* **GIVEN INSTRUCTION**:
Take the data that follows and retype it word for word.

[Dataset rows]
····················

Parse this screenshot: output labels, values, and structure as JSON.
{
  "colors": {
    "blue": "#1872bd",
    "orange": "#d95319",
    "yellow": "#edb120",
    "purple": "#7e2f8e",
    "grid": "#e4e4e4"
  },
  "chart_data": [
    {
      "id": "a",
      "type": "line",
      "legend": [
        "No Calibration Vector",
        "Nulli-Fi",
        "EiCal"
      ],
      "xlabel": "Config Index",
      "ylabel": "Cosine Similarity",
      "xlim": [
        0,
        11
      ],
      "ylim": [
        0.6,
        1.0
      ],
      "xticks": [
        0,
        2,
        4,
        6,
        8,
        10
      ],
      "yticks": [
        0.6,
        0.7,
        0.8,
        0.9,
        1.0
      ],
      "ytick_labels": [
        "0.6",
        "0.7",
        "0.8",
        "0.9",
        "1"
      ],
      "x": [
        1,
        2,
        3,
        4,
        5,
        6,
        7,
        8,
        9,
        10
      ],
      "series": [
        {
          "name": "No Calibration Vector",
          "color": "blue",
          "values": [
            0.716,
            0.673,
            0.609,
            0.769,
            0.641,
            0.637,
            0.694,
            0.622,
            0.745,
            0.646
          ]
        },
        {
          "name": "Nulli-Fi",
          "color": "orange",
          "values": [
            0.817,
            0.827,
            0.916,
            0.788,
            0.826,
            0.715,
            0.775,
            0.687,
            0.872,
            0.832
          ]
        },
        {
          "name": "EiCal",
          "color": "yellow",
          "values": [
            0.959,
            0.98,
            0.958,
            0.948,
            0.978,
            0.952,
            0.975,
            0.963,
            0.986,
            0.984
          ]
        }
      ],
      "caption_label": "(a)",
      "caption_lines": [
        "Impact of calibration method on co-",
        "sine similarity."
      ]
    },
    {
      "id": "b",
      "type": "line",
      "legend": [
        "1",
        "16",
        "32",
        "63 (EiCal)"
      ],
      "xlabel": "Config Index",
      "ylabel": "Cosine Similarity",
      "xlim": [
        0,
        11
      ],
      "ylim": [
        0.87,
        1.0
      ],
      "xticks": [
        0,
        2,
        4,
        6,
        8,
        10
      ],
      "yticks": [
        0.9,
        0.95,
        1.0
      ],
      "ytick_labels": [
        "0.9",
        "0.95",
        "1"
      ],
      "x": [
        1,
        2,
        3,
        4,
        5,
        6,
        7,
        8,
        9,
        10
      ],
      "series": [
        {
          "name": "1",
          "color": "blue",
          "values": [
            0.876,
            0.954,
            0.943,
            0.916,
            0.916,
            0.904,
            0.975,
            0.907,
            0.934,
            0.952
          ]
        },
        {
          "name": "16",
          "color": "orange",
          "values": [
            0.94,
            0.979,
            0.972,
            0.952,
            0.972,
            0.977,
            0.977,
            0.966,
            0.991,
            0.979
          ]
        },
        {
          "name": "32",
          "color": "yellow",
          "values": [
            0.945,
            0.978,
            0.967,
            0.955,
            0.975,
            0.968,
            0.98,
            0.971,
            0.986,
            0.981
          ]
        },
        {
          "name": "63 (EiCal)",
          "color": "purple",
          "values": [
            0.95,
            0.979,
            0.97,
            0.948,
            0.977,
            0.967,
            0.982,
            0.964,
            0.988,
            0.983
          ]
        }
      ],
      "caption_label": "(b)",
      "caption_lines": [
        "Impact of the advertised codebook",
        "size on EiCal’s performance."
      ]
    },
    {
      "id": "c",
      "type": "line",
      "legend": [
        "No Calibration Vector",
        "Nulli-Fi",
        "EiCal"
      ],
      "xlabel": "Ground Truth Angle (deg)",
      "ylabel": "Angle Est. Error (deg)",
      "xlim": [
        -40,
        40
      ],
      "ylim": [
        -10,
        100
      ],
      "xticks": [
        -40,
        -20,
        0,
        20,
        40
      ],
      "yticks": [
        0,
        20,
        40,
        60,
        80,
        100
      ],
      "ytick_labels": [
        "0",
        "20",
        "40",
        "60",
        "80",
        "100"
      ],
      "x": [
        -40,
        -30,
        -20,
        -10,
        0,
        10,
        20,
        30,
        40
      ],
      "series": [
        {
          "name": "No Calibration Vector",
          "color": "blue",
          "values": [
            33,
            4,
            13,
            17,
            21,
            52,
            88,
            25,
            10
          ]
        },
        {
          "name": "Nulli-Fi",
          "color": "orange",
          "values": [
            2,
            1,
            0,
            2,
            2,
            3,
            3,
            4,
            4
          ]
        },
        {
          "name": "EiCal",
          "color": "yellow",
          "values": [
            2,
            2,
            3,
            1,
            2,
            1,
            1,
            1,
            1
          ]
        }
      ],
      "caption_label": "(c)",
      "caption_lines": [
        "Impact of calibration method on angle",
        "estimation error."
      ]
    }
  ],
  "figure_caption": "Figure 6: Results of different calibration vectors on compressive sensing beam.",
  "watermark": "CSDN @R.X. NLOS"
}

····················

* **THE COMPLETED TASK**:
Parse this screenshot: output labels, values, and structure as JSON.
{
  "colors": {
    "blue": "#1872bd",
    "orange": "#d95319",
    "yellow": "#edb120",
    "purple": "#7e2f8e",
    "grid": "#e4e4e4"
  },
  "chart_data": [
    {
      "id": "a",
      "type": "line",
      "legend": [
        "No Calibration Vector",
        "Nulli-Fi",
        "EiCal"
      ],
      "xlabel": "Config Index",
      "ylabel": "Cosine Similarity",
      "xlim": [
        0,
        11
      ],
      "ylim": [
        0.6,
        1.0
      ],
      "xticks": [
        0,
        2,
        4,
        6,
        8,
        10
      ],
      "yticks": [
        0.6,
        0.7,
        0.8,
        0.9,
        1.0
      ],
      "ytick_labels": [
        "0.6",
        "0.7",
        "0.8",
        "0.9",
        "1"
      ],
      "x": [
        1,
        2,
        3,
        4,
        5,
        6,
        7,
        8,
        9,
        10
      ],
      "series": [
        {
          "name": "No Calibration Vector",
          "color": "blue",
          "values": [
            0.716,
            0.673,
            0.609,
            0.769,
            0.641,
            0.637,
            0.694,
            0.622,
            0.745,
            0.646
          ]
        },
        {
          "name": "Nulli-Fi",
          "color": "orange",
          "values": [
            0.817,
            0.827,
            0.916,
            0.788,
            0.826,
            0.715,
            0.775,
            0.687,
            0.872,
            0.832
          ]
        },
        {
          "name": "EiCal",
          "color": "yellow",
          "values": [
            0.959,
            0.98,
            0.958,
            0.948,
            0.978,
            0.952,
            0.975,
            0.963,
            0.986,
            0.984
          ]
        }
      ],
      "caption_label": "(a)",
      "caption_lines": [
        "Impact of calibration method on co-",
        "sine similarity."
      ]
    },
    {
      "id": "b",
      "type": "line",
      "legend": [
        "1",
        "16",
        "32",
        "63 (EiCal)"
      ],
      "xlabel": "Config Index",
      "ylabel": "Cosine Similarity",
      "xlim": [
        0,
        11
      ],
      "ylim": [
        0.87,
        1.0
      ],
      "xticks": [
        0,
        2,
        4,
        6,
        8,
        10
      ],
      "yticks": [
        0.9,
        0.95,
        1.0
      ],
      "ytick_labels": [
        "0.9",
        "0.95",
        "1"
      ],
      "x": [
        1,
        2,
        3,
        4,
        5,
        6,
        7,
        8,
        9,
        10
      ],
      "series": [
        {
          "name": "1",
          "color": "blue",
          "values": [
            0.876,
            0.954,
            0.943,
            0.916,
            0.916,
            0.904,
            0.975,
            0.907,
            0.934,
            0.952
          ]
        },
        {
          "name": "16",
          "color": "orange",
          "values": [
            0.94,
            0.979,
            0.972,
            0.952,
            0.972,
            0.977,
            0.977,
            0.966,
            0.991,
            0.979
          ]
        },
        {
          "name": "32",
          "color": "yellow",
          "values": [
            0.945,
            0.978,
            0.967,
            0.955,
            0.975,
            0.968,
            0.98,
            0.971,
            0.986,
            0.981
          ]
        },
        {
          "name": "63 (EiCal)",
          "color": "purple",
          "values": [
            0.95,
            0.979,
            0.97,
            0.948,
            0.977,
            0.967,
            0.982,
            0.964,
            0.988,
            0.983
          ]
        }
      ],
      "caption_label": "(b)",
      "caption_lines": [
        "Impact of the advertised codebook",
        "size on EiCal’s performance."
      ]
    },
    {
      "id": "c",
      "type": "line",
      "legend": [
        "No Calibration Vector",
        "Nulli-Fi",
        "EiCal"
      ],
      "xlabel": "Ground Truth Angle (deg)",
      "ylabel": "Angle Est. Error (deg)",
      "xlim": [
        -40,
        40
      ],
      "ylim": [
        -10,
        100
      ],
      "xticks": [
        -40,
        -20,
        0,
        20,
        40
      ],
      "yticks": [
        0,
        20,
        40,
        60,
        80,
        100
      ],
      "ytick_labels": [
        "0",
        "20",
        "40",
        "60",
        "80",
        "100"
      ],
      "x": [
        -40,
        -30,
        -20,
        -10,
        0,
        10,
        20,
        30,
        40
      ],
      "series": [
        {
          "name": "No Calibration Vector",
          "color": "blue",
          "values": [
            33,
            4,
            13,
            17,
            21,
            52,
            88,
            25,
            10
          ]
        },
        {
          "name": "Nulli-Fi",
          "color": "orange",
          "values": [
            2,
            1,
            0,
            2,
            2,
            3,
            3,
            4,
            4
          ]
        },
        {
          "name": "EiCal",
          "color": "yellow",
          "values": [
            2,
            2,
            3,
            1,
            2,
            1,
            1,
            1,
            1
          ]
        }
      ],
      "caption_label": "(c)",
      "caption_lines": [
        "Impact of calibration method on angle",
        "estimation error."
      ]
    }
  ],
  "figure_caption": "Figure 6: Results of different calibration vectors on compressive sensing beam.",
  "watermark": "CSDN @R.X. NLOS"
}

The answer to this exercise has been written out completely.